╔══

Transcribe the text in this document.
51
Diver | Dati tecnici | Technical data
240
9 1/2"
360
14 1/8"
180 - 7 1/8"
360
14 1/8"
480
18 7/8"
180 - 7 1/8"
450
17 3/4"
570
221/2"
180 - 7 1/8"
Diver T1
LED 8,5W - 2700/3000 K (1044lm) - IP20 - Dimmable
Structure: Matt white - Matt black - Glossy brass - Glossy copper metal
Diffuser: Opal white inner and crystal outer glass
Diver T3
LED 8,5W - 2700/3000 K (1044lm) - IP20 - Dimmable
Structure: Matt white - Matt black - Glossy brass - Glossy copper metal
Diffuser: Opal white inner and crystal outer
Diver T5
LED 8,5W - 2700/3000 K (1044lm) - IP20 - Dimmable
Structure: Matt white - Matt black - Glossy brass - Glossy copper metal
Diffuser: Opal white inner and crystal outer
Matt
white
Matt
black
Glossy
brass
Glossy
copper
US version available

╚══

- _EXERCISE DETAILS_: Write the data from above out again, exactly.

- _FINISHED EXERCISE_:
Transcribe the text in this document.
51
Diver | Dati tecnici | Technical data
240
9 1/2"
360
14 1/8"
180 - 7 1/8"
360
14 1/8"
480
18 7/8"
180 - 7 1/8"
450
17 3/4"
570
221/2"
180 - 7 1/8"
Diver T1
LED 8,5W - 2700/3000 K (1044lm) - IP20 - Dimmable
Structure: Matt white - Matt black - Glossy brass - Glossy copper metal
Diffuser: Opal white inner and crystal outer glass
Diver T3
LED 8,5W - 2700/3000 K (1044lm) - IP20 - Dimmable
Structure: Matt white - Matt black - Glossy brass - Glossy copper metal
Diffuser: Opal white inner and crystal outer
Diver T5
LED 8,5W - 2700/3000 K (1044lm) - IP20 - Dimmable
Structure: Matt white - Matt black - Glossy brass - Glossy copper metal
Diffuser: Opal white inner and crystal outer
Matt
white
Matt
black
Glossy
brass
Glossy
copper
US version available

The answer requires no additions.